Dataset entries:
## START

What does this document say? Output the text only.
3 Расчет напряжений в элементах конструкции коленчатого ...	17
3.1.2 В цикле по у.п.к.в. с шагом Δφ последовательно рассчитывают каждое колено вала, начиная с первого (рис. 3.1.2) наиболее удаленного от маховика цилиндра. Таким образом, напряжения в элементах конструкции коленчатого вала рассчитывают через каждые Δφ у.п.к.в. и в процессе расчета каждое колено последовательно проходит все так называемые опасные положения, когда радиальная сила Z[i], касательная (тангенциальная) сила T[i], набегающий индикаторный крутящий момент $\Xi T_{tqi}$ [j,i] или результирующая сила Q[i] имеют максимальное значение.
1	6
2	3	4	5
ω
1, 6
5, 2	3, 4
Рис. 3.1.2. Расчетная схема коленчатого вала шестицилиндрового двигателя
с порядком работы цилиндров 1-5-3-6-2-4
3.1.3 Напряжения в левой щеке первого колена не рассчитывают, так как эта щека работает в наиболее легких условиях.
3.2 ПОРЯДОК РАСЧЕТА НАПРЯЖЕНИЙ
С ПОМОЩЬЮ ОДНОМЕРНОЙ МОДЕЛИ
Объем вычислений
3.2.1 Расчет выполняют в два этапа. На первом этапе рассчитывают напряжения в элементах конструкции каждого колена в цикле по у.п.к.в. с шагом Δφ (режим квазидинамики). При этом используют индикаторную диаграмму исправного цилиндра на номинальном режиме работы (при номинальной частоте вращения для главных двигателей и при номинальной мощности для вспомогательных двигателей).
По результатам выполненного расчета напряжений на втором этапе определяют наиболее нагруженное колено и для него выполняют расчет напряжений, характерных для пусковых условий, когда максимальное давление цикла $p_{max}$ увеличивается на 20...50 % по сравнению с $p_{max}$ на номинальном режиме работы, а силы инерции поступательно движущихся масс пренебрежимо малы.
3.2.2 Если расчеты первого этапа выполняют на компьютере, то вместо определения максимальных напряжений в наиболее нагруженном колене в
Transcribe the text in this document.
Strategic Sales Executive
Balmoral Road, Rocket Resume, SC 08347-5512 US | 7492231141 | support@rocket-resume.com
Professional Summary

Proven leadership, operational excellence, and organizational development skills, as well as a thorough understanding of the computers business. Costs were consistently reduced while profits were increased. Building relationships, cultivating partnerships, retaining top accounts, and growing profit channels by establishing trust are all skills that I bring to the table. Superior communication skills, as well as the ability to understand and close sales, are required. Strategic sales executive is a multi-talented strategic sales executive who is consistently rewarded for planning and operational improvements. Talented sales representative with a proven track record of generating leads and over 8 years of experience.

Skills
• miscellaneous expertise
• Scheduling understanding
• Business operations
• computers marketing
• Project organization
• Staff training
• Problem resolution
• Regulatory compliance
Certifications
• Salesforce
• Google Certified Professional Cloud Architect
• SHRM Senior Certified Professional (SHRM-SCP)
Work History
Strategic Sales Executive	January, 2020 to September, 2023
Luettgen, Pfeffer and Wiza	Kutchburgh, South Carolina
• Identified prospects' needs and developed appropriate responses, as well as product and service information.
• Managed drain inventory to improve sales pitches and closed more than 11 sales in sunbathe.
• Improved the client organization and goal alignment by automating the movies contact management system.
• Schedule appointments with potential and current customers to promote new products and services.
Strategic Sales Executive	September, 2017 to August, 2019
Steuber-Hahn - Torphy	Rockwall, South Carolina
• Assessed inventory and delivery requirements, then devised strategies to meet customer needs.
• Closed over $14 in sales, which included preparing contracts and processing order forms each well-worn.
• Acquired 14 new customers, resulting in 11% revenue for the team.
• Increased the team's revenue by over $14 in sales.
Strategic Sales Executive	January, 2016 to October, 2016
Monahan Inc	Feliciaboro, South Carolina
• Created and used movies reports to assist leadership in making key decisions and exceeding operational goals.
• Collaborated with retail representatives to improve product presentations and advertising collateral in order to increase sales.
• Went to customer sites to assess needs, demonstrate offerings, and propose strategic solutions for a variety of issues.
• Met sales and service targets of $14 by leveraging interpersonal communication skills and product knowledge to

## END

Make an exact copy of the material above.

What does this document say? Output the text only.
3 Расчет напряжений в элементах конструкции коленчатого ...	17
3.1.2 В цикле по у.п.к.в. с шагом Δφ последовательно рассчитывают каждое колено вала, начиная с первого (рис. 3.1.2) наиболее удаленного от маховика цилиндра. Таким образом, напряжения в элементах конструкции коленчатого вала рассчитывают через каждые Δφ у.п.к.в. и в процессе расчета каждое колено последовательно проходит все так называемые опасные положения, когда радиальная сила Z[i], касательная (тангенциальная) сила T[i], набегающий индикаторный крутящий момент $\Xi T_{tqi}$ [j,i] или результирующая сила Q[i] имеют максимальное значение.
1	6
2	3	4	5
ω
1, 6
5, 2	3, 4
Рис. 3.1.2. Расчетная схема коленчатого вала шестицилиндрового двигателя
с порядком работы цилиндров 1-5-3-6-2-4
3.1.3 Напряжения в левой щеке первого колена не рассчитывают, так как эта щека работает в наиболее легких условиях.
3.2 ПОРЯДОК РАСЧЕТА НАПРЯЖЕНИЙ
С ПОМОЩЬЮ ОДНОМЕРНОЙ МОДЕЛИ
Объем вычислений
3.2.1 Расчет выполняют в два этапа. На первом этапе рассчитывают напряжения в элементах конструкции каждого колена в цикле по у.п.к.в. с шагом Δφ (режим квазидинамики). При этом используют индикаторную диаграмму исправного цилиндра на номинальном режиме работы (при номинальной частоте вращения для главных двигателей и при номинальной мощности для вспомогательных двигателей).
По результатам выполненного расчета напряжений на втором этапе определяют наиболее нагруженное колено и для него выполняют расчет напряжений, характерных для пусковых условий, когда максимальное давление цикла $p_{max}$ увеличивается на 20...50 % по сравнению с $p_{max}$ на номинальном режиме работы, а силы инерции поступательно движущихся масс пренебрежимо малы.
3.2.2 Если расчеты первого этапа выполняют на компьютере, то вместо определения максимальных напряжений в наиболее нагруженном колене в
Transcribe the text in this document.
Strategic Sales Executive
Balmoral Road, Rocket Resume, SC 08347-5512 US | 7492231141 | support@rocket-resume.com
Professional Summary

Proven leadership, operational excellence, and organizational development skills, as well as a thorough understanding of the computers business. Costs were consistently reduced while profits were increased. Building relationships, cultivating partnerships, retaining top accounts, and growing profit channels by establishing trust are all skills that I bring to the table. Superior communication skills, as well as the ability to understand and close sales, are required. Strategic sales executive is a multi-talented strategic sales executive who is consistently rewarded for planning and operational improvements. Talented sales representative with a proven track record of generating leads and over 8 years of experience.

Skills
• miscellaneous expertise
• Scheduling understanding
• Business operations
• computers marketing
• Project organization
• Staff training
• Problem resolution
• Regulatory compliance
Certifications
• Salesforce
• Google Certified Professional Cloud Architect
• SHRM Senior Certified Professional (SHRM-SCP)
Work History
Strategic Sales Executive	January, 2020 to September, 2023
Luettgen, Pfeffer and Wiza	Kutchburgh, South Carolina
• Identified prospects' needs and developed appropriate responses, as well as product and service information.
• Managed drain inventory to improve sales pitches and closed more than 11 sales in sunbathe.
• Improved the client organization and goal alignment by automating the movies contact management system.
• Schedule appointments with potential and current customers to promote new products and services.
Strategic Sales Executive	September, 2017 to August, 2019
Steuber-Hahn - Torphy	Rockwall, South Carolina
• Assessed inventory and delivery requirements, then devised strategies to meet customer needs.
• Closed over $14 in sales, which included preparing contracts and processing order forms each well-worn.
• Acquired 14 new customers, resulting in 11% revenue for the team.
• Increased the team's revenue by over $14 in sales.
Strategic Sales Executive	January, 2016 to October, 2016
Monahan Inc	Feliciaboro, South Carolina
• Created and used movies reports to assist leadership in making key decisions and exceeding operational goals.
• Collaborated with retail representatives to improve product presentations and advertising collateral in order to increase sales.
• Went to customer sites to assess needs, demonstrate offerings, and propose strategic solutions for a variety of issues.
• Met sales and service targets of $14 by leveraging interpersonal communication skills and product knowledge to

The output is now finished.